All of the listing below must be repeated word for word. Pictures are the only thing to omit.

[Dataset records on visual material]
┌──

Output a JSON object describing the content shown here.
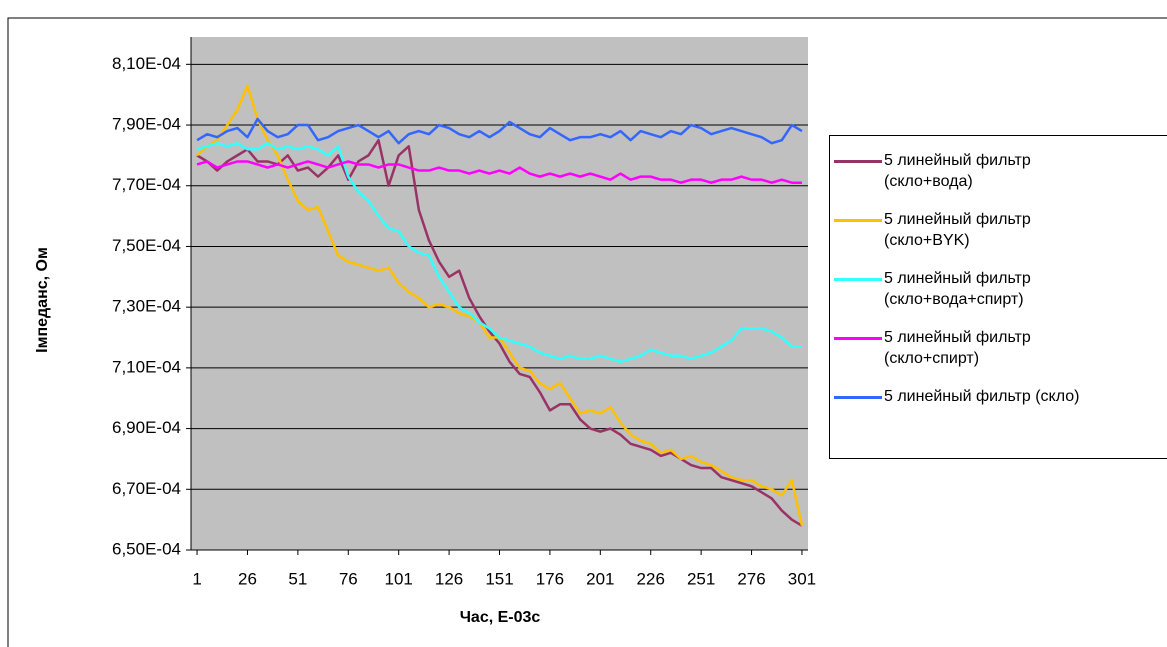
{
  "chart_data": {
    "type": "line",
    "x_label": "Час, Е-03с",
    "y_label": "Імпеданс, Ом",
    "x": [
      1,
      6,
      11,
      16,
      21,
      26,
      31,
      36,
      41,
      46,
      51,
      56,
      61,
      66,
      71,
      76,
      81,
      86,
      91,
      96,
      101,
      106,
      111,
      116,
      121,
      126,
      131,
      136,
      141,
      146,
      151,
      156,
      161,
      166,
      171,
      176,
      181,
      186,
      191,
      196,
      201,
      206,
      211,
      216,
      221,
      226,
      231,
      236,
      241,
      246,
      251,
      256,
      261,
      266,
      271,
      276,
      281,
      286,
      291,
      296,
      301
    ],
    "xlim": [
      -2,
      304
    ],
    "xticks": [
      1,
      26,
      51,
      76,
      101,
      126,
      151,
      176,
      201,
      226,
      251,
      276,
      301
    ],
    "ylim": [
      0.00065,
      0.000819
    ],
    "yticks": [
      {
        "value": 0.00065,
        "label": "6,50E-04"
      },
      {
        "value": 0.00067,
        "label": "6,70E-04"
      },
      {
        "value": 0.00069,
        "label": "6,90E-04"
      },
      {
        "value": 0.00071,
        "label": "7,10E-04"
      },
      {
        "value": 0.00073,
        "label": "7,30E-04"
      },
      {
        "value": 0.00075,
        "label": "7,50E-04"
      },
      {
        "value": 0.00077,
        "label": "7,70E-04"
      },
      {
        "value": 0.00079,
        "label": "7,90E-04"
      },
      {
        "value": 0.00081,
        "label": "8,10E-04"
      }
    ],
    "grid": true,
    "legend": "right",
    "series": [
      {
        "name": "5 линейный фильтр (скло+вода)",
        "color": "#993366",
        "values": [
          0.00078,
          0.000778,
          0.000775,
          0.000778,
          0.00078,
          0.000782,
          0.000778,
          0.000778,
          0.000777,
          0.00078,
          0.000775,
          0.000776,
          0.000773,
          0.000776,
          0.00078,
          0.000772,
          0.000778,
          0.00078,
          0.000785,
          0.00077,
          0.00078,
          0.000783,
          0.000762,
          0.000752,
          0.000745,
          0.00074,
          0.000742,
          0.000733,
          0.000727,
          0.000722,
          0.000718,
          0.000712,
          0.000708,
          0.000707,
          0.000702,
          0.000696,
          0.000698,
          0.000698,
          0.000693,
          0.00069,
          0.000689,
          0.00069,
          0.000688,
          0.000685,
          0.000684,
          0.000683,
          0.000681,
          0.000682,
          0.00068,
          0.000678,
          0.000677,
          0.000677,
          0.000674,
          0.000673,
          0.000672,
          0.000671,
          0.000669,
          0.000667,
          0.000663,
          0.00066,
          0.000658
        ]
      },
      {
        "name": "5 линейный фильтр (скло+BYK)",
        "color": "#FFC000",
        "values": [
          0.00078,
          0.000783,
          0.000785,
          0.00079,
          0.000795,
          0.000803,
          0.000792,
          0.000785,
          0.00078,
          0.000772,
          0.000765,
          0.000762,
          0.000763,
          0.000755,
          0.000747,
          0.000745,
          0.000744,
          0.000743,
          0.000742,
          0.000743,
          0.000738,
          0.000735,
          0.000733,
          0.00073,
          0.000731,
          0.00073,
          0.000728,
          0.000727,
          0.000725,
          0.00072,
          0.00072,
          0.000715,
          0.00071,
          0.000709,
          0.000705,
          0.000703,
          0.000705,
          0.0007,
          0.000695,
          0.000696,
          0.000695,
          0.000697,
          0.000692,
          0.000688,
          0.000686,
          0.000685,
          0.000682,
          0.000683,
          0.00068,
          0.000681,
          0.000679,
          0.000678,
          0.000676,
          0.000674,
          0.000673,
          0.000673,
          0.000671,
          0.00067,
          0.000668,
          0.000673,
          0.000658
        ]
      },
      {
        "name": "5 линейный фильтр (скло+вода+спирт)",
        "color": "#33FFFF",
        "values": [
          0.000782,
          0.000783,
          0.000784,
          0.000783,
          0.000784,
          0.000782,
          0.000782,
          0.000784,
          0.000782,
          0.000783,
          0.000782,
          0.000783,
          0.000782,
          0.00078,
          0.000783,
          0.000773,
          0.000768,
          0.000765,
          0.00076,
          0.000756,
          0.000755,
          0.00075,
          0.000748,
          0.000747,
          0.00074,
          0.000735,
          0.00073,
          0.000728,
          0.000725,
          0.000723,
          0.00072,
          0.000719,
          0.000718,
          0.000717,
          0.000715,
          0.000714,
          0.000713,
          0.000714,
          0.000713,
          0.000713,
          0.000714,
          0.000713,
          0.000712,
          0.000713,
          0.000714,
          0.000716,
          0.000715,
          0.000714,
          0.000714,
          0.000713,
          0.000714,
          0.000715,
          0.000717,
          0.000719,
          0.000723,
          0.000723,
          0.000723,
          0.000722,
          0.00072,
          0.000717,
          0.000717
        ]
      },
      {
        "name": "5 линейный фильтр (скло+спирт)",
        "color": "#FF00FF",
        "values": [
          0.000777,
          0.000778,
          0.000776,
          0.000777,
          0.000778,
          0.000778,
          0.000777,
          0.000776,
          0.000777,
          0.000776,
          0.000777,
          0.000778,
          0.000777,
          0.000776,
          0.000777,
          0.000778,
          0.000777,
          0.000777,
          0.000776,
          0.000777,
          0.000777,
          0.000776,
          0.000775,
          0.000775,
          0.000776,
          0.000775,
          0.000775,
          0.000774,
          0.000775,
          0.000774,
          0.000775,
          0.000774,
          0.000776,
          0.000774,
          0.000773,
          0.000774,
          0.000773,
          0.000774,
          0.000773,
          0.000774,
          0.000773,
          0.000772,
          0.000774,
          0.000772,
          0.000773,
          0.000773,
          0.000772,
          0.000772,
          0.000771,
          0.000772,
          0.000772,
          0.000771,
          0.000772,
          0.000772,
          0.000773,
          0.000772,
          0.000772,
          0.000771,
          0.000772,
          0.000771,
          0.000771
        ]
      },
      {
        "name": "5 линейный фильтр (скло)",
        "color": "#3366FF",
        "values": [
          0.000785,
          0.000787,
          0.000786,
          0.000788,
          0.000789,
          0.000786,
          0.000792,
          0.000788,
          0.000786,
          0.000787,
          0.00079,
          0.00079,
          0.000785,
          0.000786,
          0.000788,
          0.000789,
          0.00079,
          0.000788,
          0.000786,
          0.000788,
          0.000784,
          0.000787,
          0.000788,
          0.000787,
          0.00079,
          0.000789,
          0.000787,
          0.000786,
          0.000788,
          0.000786,
          0.000788,
          0.000791,
          0.000789,
          0.000787,
          0.000786,
          0.000789,
          0.000787,
          0.000785,
          0.000786,
          0.000786,
          0.000787,
          0.000786,
          0.000788,
          0.000785,
          0.000788,
          0.000787,
          0.000786,
          0.000788,
          0.000787,
          0.00079,
          0.000789,
          0.000787,
          0.000788,
          0.000789,
          0.000788,
          0.000787,
          0.000786,
          0.000784,
          0.000785,
          0.00079,
          0.000788
        ]
      }
    ]
  }
}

└──

### Solution to this task:
Output a JSON object describing the content shown here.
{
  "chart_data": {
    "type": "line",
    "x_label": "Час, Е-03с",
    "y_label": "Імпеданс, Ом",
    "x": [
      1,
      6,
      11,
      16,
      21,
      26,
      31,
      36,
      41,
      46,
      51,
      56,
      61,
      66,
      71,
      76,
      81,
      86,
      91,
      96,
      101,
      106,
      111,
      116,
      121,
      126,
      131,
      136,
      141,
      146,
      151,
      156,
      161,
      166,
      171,
      176,
      181,
      186,
      191,
      196,
      201,
      206,
      211,
      216,
      221,
      226,
      231,
      236,
      241,
      246,
      251,
      256,
      261,
      266,
      271,
      276,
      281,
      286,
      291,
      296,
      301
    ],
    "xlim": [
      -2,
      304
    ],
    "xticks": [
      1,
      26,
      51,
      76,
      101,
      126,
      151,
      176,
      201,
      226,
      251,
      276,
      301
    ],
    "ylim": [
      0.00065,
      0.000819
    ],
    "yticks": [
      {
        "value": 0.00065,
        "label": "6,50E-04"
      },
      {
        "value": 0.00067,
        "label": "6,70E-04"
      },
      {
        "value": 0.00069,
        "label": "6,90E-04"
      },
      {
        "value": 0.00071,
        "label": "7,10E-04"
      },
      {
        "value": 0.00073,
        "label": "7,30E-04"
      },
      {
        "value": 0.00075,
        "label": "7,50E-04"
      },
      {
        "value": 0.00077,
        "label": "7,70E-04"
      },
      {
        "value": 0.00079,
        "label": "7,90E-04"
      },
      {
        "value": 0.00081,
        "label": "8,10E-04"
      }
    ],
    "grid": true,
    "legend": "right",
    "series": [
      {
        "name": "5 линейный фильтр (скло+вода)",
        "color": "#993366",
        "values": [
          0.00078,
          0.000778,
          0.000775,
          0.000778,
          0.00078,
          0.000782,
          0.000778,
          0.000778,
          0.000777,
          0.00078,
          0.000775,
          0.000776,
          0.000773,
          0.000776,
          0.00078,
          0.000772,
          0.000778,
          0.00078,
          0.000785,
          0.00077,
          0.00078,
          0.000783,
          0.000762,
          0.000752,
          0.000745,
          0.00074,
          0.000742,
          0.000733,
          0.000727,
          0.000722,
          0.000718,
          0.000712,
          0.000708,
          0.000707,
          0.000702,
          0.000696,
          0.000698,
          0.000698,
          0.000693,
          0.00069,
          0.000689,
          0.00069,
          0.000688,
          0.000685,
          0.000684,
          0.000683,
          0.000681,
          0.000682,
          0.00068,
          0.000678,
          0.000677,
          0.000677,
          0.000674,
          0.000673,
          0.000672,
          0.000671,
          0.000669,
          0.000667,
          0.000663,
          0.00066,
          0.000658
        ]
      },
      {
        "name": "5 линейный фильтр (скло+BYK)",
        "color": "#FFC000",
        "values": [
          0.00078,
          0.000783,
          0.000785,
          0.00079,
          0.000795,
          0.000803,
          0.000792,
          0.000785,
          0.00078,
          0.000772,
          0.000765,
          0.000762,
          0.000763,
          0.000755,
          0.000747,
          0.000745,
          0.000744,
          0.000743,
          0.000742,
          0.000743,
          0.000738,
          0.000735,
          0.000733,
          0.00073,
          0.000731,
          0.00073,
          0.000728,
          0.000727,
          0.000725,
          0.00072,
          0.00072,
          0.000715,
          0.00071,
          0.000709,
          0.000705,
          0.000703,
          0.000705,
          0.0007,
          0.000695,
          0.000696,
          0.000695,
          0.000697,
          0.000692,
          0.000688,
          0.000686,
          0.000685,
          0.000682,
          0.000683,
          0.00068,
          0.000681,
          0.000679,
          0.000678,
          0.000676,
          0.000674,
          0.000673,
          0.000673,
          0.000671,
          0.00067,
          0.000668,
          0.000673,
          0.000658
        ]
      },
      {
        "name": "5 линейный фильтр (скло+вода+спирт)",
        "color": "#33FFFF",
        "values": [
          0.000782,
          0.000783,
          0.000784,
          0.000783,
          0.000784,
          0.000782,
          0.000782,
          0.000784,
          0.000782,
          0.000783,
          0.000782,
          0.000783,
          0.000782,
          0.00078,
          0.000783,
          0.000773,
          0.000768,
          0.000765,
          0.00076,
          0.000756,
          0.000755,
          0.00075,
          0.000748,
          0.000747,
          0.00074,
          0.000735,
          0.00073,
          0.000728,
          0.000725,
          0.000723,
          0.00072,
          0.000719,
          0.000718,
          0.000717,
          0.000715,
          0.000714,
          0.000713,
          0.000714,
          0.000713,
          0.000713,
          0.000714,
          0.000713,
          0.000712,
          0.000713,
          0.000714,
          0.000716,
          0.000715,
          0.000714,
          0.000714,
          0.000713,
          0.000714,
          0.000715,
          0.000717,
          0.000719,
          0.000723,
          0.000723,
          0.000723,
          0.000722,
          0.00072,
          0.000717,
          0.000717
        ]
      },
      {
        "name": "5 линейный фильтр (скло+спирт)",
        "color": "#FF00FF",
        "values": [
          0.000777,
          0.000778,
          0.000776,
          0.000777,
          0.000778,
          0.000778,
          0.000777,
          0.000776,
          0.000777,
          0.000776,
          0.000777,
          0.000778,
          0.000777,
          0.000776,
          0.000777,
          0.000778,
          0.000777,
          0.000777,
          0.000776,
          0.000777,
          0.000777,
          0.000776,
          0.000775,
          0.000775,
          0.000776,
          0.000775,
          0.000775,
          0.000774,
          0.000775,
          0.000774,
          0.000775,
          0.000774,
          0.000776,
          0.000774,
          0.000773,
          0.000774,
          0.000773,
          0.000774,
          0.000773,
          0.000774,
          0.000773,
          0.000772,
          0.000774,
          0.000772,
          0.000773,
          0.000773,
          0.000772,
          0.000772,
          0.000771,
          0.000772,
          0.000772,
          0.000771,
          0.000772,
          0.000772,
          0.000773,
          0.000772,
          0.000772,
          0.000771,
          0.000772,
          0.000771,
          0.000771
        ]
      },
      {
        "name": "5 линейный фильтр (скло)",
        "color": "#3366FF",
        "values": [
          0.000785,
          0.000787,
          0.000786,
          0.000788,
          0.000789,
          0.000786,
          0.000792,
          0.000788,
          0.000786,
          0.000787,
          0.00079,
          0.00079,
          0.000785,
          0.000786,
          0.000788,
          0.000789,
          0.00079,
          0.000788,
          0.000786,
          0.000788,
          0.000784,
          0.000787,
          0.000788,
          0.000787,
          0.00079,
          0.000789,
          0.000787,
          0.000786,
          0.000788,
          0.000786,
          0.000788,
          0.000791,
          0.000789,
          0.000787,
          0.000786,
          0.000789,
          0.000787,
          0.000785,
          0.000786,
          0.000786,
          0.000787,
          0.000786,
          0.000788,
          0.000785,
          0.000788,
          0.000787,
          0.000786,
          0.000788,
          0.000787,
          0.00079,
          0.000789,
          0.000787,
          0.000788,
          0.000789,
          0.000788,
          0.000787,
          0.000786,
          0.000784,
          0.000785,
          0.00079,
          0.000788
        ]
      }
    ]
  }
}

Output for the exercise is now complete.